-------- THE DATA

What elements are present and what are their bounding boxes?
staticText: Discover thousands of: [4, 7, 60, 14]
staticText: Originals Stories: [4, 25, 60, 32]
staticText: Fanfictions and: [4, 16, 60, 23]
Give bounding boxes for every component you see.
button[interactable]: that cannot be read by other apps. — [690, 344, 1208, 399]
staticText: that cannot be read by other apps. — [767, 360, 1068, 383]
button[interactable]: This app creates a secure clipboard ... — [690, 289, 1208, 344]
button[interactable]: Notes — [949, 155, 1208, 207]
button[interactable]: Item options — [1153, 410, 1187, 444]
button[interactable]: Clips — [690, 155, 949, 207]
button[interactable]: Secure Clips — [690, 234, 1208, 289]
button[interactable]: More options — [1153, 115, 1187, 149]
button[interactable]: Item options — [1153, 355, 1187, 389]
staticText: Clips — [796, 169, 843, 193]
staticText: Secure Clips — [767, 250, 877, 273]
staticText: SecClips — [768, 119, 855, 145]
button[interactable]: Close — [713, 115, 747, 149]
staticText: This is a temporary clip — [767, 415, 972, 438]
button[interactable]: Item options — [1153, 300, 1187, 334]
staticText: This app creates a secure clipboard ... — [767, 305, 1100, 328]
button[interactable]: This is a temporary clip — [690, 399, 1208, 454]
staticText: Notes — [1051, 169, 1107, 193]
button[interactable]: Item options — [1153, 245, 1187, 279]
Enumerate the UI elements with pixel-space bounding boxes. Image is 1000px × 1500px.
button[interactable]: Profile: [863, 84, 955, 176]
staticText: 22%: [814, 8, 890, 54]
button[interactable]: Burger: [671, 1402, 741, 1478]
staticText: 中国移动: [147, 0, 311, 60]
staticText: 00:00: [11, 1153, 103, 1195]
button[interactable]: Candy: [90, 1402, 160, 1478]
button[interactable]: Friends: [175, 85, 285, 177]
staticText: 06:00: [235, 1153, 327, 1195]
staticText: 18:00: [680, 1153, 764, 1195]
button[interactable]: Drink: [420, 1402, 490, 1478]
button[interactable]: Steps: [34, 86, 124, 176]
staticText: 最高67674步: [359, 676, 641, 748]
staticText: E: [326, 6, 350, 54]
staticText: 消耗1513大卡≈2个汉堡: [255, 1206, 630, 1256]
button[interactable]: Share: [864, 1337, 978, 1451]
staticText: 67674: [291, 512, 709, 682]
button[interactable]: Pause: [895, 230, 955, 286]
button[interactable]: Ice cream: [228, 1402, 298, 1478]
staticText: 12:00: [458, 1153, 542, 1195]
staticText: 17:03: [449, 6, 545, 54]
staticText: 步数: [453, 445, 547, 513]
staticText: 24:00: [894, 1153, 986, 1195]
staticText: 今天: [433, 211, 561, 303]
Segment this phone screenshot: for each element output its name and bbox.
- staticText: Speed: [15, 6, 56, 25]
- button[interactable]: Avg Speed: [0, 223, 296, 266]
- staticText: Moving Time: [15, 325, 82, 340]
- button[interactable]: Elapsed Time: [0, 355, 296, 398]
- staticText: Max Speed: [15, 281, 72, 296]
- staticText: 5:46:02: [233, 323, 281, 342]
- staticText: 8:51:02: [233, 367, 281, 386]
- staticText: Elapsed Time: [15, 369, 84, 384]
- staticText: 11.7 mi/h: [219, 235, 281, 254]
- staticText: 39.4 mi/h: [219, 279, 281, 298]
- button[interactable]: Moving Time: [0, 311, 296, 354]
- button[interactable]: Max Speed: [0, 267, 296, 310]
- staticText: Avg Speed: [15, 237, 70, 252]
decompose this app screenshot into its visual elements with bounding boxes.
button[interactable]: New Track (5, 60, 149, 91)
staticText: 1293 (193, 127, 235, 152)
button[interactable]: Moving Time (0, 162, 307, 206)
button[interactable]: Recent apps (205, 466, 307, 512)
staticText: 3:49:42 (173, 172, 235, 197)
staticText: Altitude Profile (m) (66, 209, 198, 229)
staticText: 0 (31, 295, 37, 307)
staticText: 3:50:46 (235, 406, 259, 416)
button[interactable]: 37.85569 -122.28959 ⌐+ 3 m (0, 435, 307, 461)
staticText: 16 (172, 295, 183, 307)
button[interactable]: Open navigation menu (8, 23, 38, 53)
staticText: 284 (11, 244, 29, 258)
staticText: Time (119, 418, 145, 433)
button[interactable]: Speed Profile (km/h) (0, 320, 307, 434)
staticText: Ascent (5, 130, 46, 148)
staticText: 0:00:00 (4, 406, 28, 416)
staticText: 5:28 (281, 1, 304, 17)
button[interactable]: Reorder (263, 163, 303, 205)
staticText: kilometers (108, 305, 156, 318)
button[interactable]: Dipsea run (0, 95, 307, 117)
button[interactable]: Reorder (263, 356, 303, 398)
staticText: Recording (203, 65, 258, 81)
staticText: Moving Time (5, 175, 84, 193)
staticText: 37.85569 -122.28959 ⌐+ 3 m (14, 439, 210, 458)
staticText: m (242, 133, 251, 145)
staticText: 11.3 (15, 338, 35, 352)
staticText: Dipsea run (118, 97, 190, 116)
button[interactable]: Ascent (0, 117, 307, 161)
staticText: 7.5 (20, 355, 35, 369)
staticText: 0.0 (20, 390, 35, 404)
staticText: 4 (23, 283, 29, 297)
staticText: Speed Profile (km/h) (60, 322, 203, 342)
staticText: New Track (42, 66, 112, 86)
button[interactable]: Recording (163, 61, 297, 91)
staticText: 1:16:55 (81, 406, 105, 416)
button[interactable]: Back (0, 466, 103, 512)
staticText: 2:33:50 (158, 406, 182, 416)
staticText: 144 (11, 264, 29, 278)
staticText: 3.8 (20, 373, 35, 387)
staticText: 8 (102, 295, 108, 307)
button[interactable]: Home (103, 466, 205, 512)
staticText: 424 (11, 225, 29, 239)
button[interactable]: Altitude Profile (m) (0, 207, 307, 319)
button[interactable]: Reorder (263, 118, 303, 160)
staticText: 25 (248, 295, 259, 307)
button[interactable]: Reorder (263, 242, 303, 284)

----------------

AIM :: Put every line of the items above into a Markdown table with two columns, "Row" and "Line", where "Row" holds a running number and "Line" holds the line itself. Leave out blank lines.

ANSWER TO THIS TASK ::
| Row | Line |
|---|---|
| 1 | What elements are present and what are their bounding boxes? |
| 2 | staticText: Discover thousands of: [4, 7, 60, 14] |
| 3 | staticText: Originals Stories: [4, 25, 60, 32] |
| 4 | staticText: Fanfictions and: [4, 16, 60, 23] |
| 5 | Give bounding boxes for every component you see. |
| 6 | button[interactable]: that cannot be read by other apps. — [690, 344, 1208, 399] |
| 7 | staticText: that cannot be read by other apps. — [767, 360, 1068, 383] |
| 8 | button[interactable]: This app creates a secure clipboard ... — [690, 289, 1208, 344] |
| 9 | button[interactable]: Notes — [949, 155, 1208, 207] |
| 10 | button[interactable]: Item options — [1153, 410, 1187, 444] |
| 11 | button[interactable]: Clips — [690, 155, 949, 207] |
| 12 | button[interactable]: Secure Clips — [690, 234, 1208, 289] |
| 13 | button[interactable]: More options — [1153, 115, 1187, 149] |
| 14 | button[interactable]: Item options — [1153, 355, 1187, 389] |
| 15 | staticText: Clips — [796, 169, 843, 193] |
| 16 | staticText: Secure Clips — [767, 250, 877, 273] |
| 17 | staticText: SecClips — [768, 119, 855, 145] |
| 18 | button[interactable]: Close — [713, 115, 747, 149] |
| 19 | staticText: This is a temporary clip — [767, 415, 972, 438] |
| 20 | button[interactable]: Item options — [1153, 300, 1187, 334] |
| 21 | staticText: This app creates a secure clipboard ... — [767, 305, 1100, 328] |
| 22 | button[interactable]: This is a temporary clip — [690, 399, 1208, 454] |
| 23 | staticText: Notes — [1051, 169, 1107, 193] |
| 24 | button[interactable]: Item options — [1153, 245, 1187, 279] |
| 25 | Enumerate the UI elements with pixel-space bounding boxes. Image is 1000px × 1500px. |
| 26 | button[interactable]: Profile: [863, 84, 955, 176] |
| 27 | staticText: 22%: [814, 8, 890, 54] |
| 28 | button[interactable]: Burger: [671, 1402, 741, 1478] |
| 29 | staticText: 中国移动: [147, 0, 311, 60] |
| 30 | staticText: 00:00: [11, 1153, 103, 1195] |
| 31 | button[interactable]: Candy: [90, 1402, 160, 1478] |
| 32 | button[interactable]: Friends: [175, 85, 285, 177] |
| 33 | staticText: 06:00: [235, 1153, 327, 1195] |
| 34 | staticText: 18:00: [680, 1153, 764, 1195] |
| 35 | button[interactable]: Drink: [420, 1402, 490, 1478] |
| 36 | button[interactable]: Steps: [34, 86, 124, 176] |
| 37 | staticText: 最高67674步: [359, 676, 641, 748] |
| 38 | staticText: E: [326, 6, 350, 54] |
| 39 | staticText: 消耗1513大卡≈2个汉堡: [255, 1206, 630, 1256] |
| 40 | button[interactable]: Share: [864, 1337, 978, 1451] |
| 41 | staticText: 67674: [291, 512, 709, 682] |
| 42 | button[interactable]: Pause: [895, 230, 955, 286] |
| 43 | button[interactable]: Ice cream: [228, 1402, 298, 1478] |
| 44 | staticText: 12:00: [458, 1153, 542, 1195] |
| 45 | staticText: 17:03: [449, 6, 545, 54] |
| 46 | staticText: 步数: [453, 445, 547, 513] |
| 47 | staticText: 24:00: [894, 1153, 986, 1195] |
| 48 | staticText: 今天: [433, 211, 561, 303] |
| 49 | Segment this phone screenshot: for each element output its name and bbox. |
| 50 | - staticText: Speed: [15, 6, 56, 25] |
| 51 | - button[interactable]: Avg Speed: [0, 223, 296, 266] |
| 52 | - staticText: Moving Time: [15, 325, 82, 340] |
| 53 | - button[interactable]: Elapsed Time: [0, 355, 296, 398] |
| 54 | - staticText: Max Speed: [15, 281, 72, 296] |
| 55 | - staticText: 5:46:02: [233, 323, 281, 342] |
| 56 | - staticText: 8:51:02: [233, 367, 281, 386] |
| 57 | - staticText: Elapsed Time: [15, 369, 84, 384] |
| 58 | - staticText: 11.7 mi/h: [219, 235, 281, 254] |
| 59 | - staticText: 39.4 mi/h: [219, 279, 281, 298] |
| 60 | - button[interactable]: Moving Time: [0, 311, 296, 354] |
| 61 | - button[interactable]: Max Speed: [0, 267, 296, 310] |
| 62 | - staticText: Avg Speed: [15, 237, 70, 252] |
| 63 | decompose this app screenshot into its visual elements with bounding boxes. |
| 64 | button[interactable]: New Track (5, 60, 149, 91) |
| 65 | staticText: 1293 (193, 127, 235, 152) |
| 66 | button[interactable]: Moving Time (0, 162, 307, 206) |
| 67 | button[interactable]: Recent apps (205, 466, 307, 512) |
| 68 | staticText: 3:49:42 (173, 172, 235, 197) |
| 69 | staticText: Altitude Profile (m) (66, 209, 198, 229) |
| 70 | staticText: 0 (31, 295, 37, 307) |
| 71 | staticText: 3:50:46 (235, 406, 259, 416) |
| 72 | button[interactable]: 37.85569 -122.28959 ⌐+ 3 m (0, 435, 307, 461) |
| 73 | staticText: 16 (172, 295, 183, 307) |
| 74 | button[interactable]: Open navigation menu (8, 23, 38, 53) |
| 75 | staticText: 284 (11, 244, 29, 258) |
| 76 | staticText: Time (119, 418, 145, 433) |
| 77 | button[interactable]: Speed Profile (km/h) (0, 320, 307, 434) |
| 78 | staticText: Ascent (5, 130, 46, 148) |
| 79 | staticText: 0:00:00 (4, 406, 28, 416) |
| 80 | staticText: 5:28 (281, 1, 304, 17) |
| 81 | button[interactable]: Reorder (263, 163, 303, 205) |
| 82 | staticText: kilometers (108, 305, 156, 318) |
| 83 | button[interactable]: Dipsea run (0, 95, 307, 117) |
| 84 | button[interactable]: Reorder (263, 356, 303, 398) |
| 85 | staticText: Recording (203, 65, 258, 81) |
| 86 | staticText: Moving Time (5, 175, 84, 193) |
| 87 | staticText: 37.85569 -122.28959 ⌐+ 3 m (14, 439, 210, 458) |
| 88 | staticText: m (242, 133, 251, 145) |
| 89 | staticText: 11.3 (15, 338, 35, 352) |
| 90 | staticText: Dipsea run (118, 97, 190, 116) |
| 91 | button[interactable]: Ascent (0, 117, 307, 161) |
| 92 | staticText: 7.5 (20, 355, 35, 369) |
| 93 | staticText: 0.0 (20, 390, 35, 404) |
| 94 | staticText: 4 (23, 283, 29, 297) |
| 95 | staticText: Speed Profile (km/h) (60, 322, 203, 342) |
| 96 | staticText: New Track (42, 66, 112, 86) |
| 97 | button[interactable]: Recording (163, 61, 297, 91) |
| 98 | staticText: 1:16:55 (81, 406, 105, 416) |
| 99 | button[interactable]: Back (0, 466, 103, 512) |
| 100 | staticText: 2:33:50 (158, 406, 182, 416) |
| 101 | staticText: 144 (11, 264, 29, 278) |
| 102 | staticText: 3.8 (20, 373, 35, 387) |
| 103 | staticText: 8 (102, 295, 108, 307) |
| 104 | button[interactable]: Home (103, 466, 205, 512) |
| 105 | staticText: 424 (11, 225, 29, 239) |
| 106 | button[interactable]: Altitude Profile (m) (0, 207, 307, 319) |
| 107 | button[interactable]: Reorder (263, 118, 303, 160) |
| 108 | staticText: 25 (248, 295, 259, 307) |
| 109 | button[interactable]: Reorder (263, 242, 303, 284) |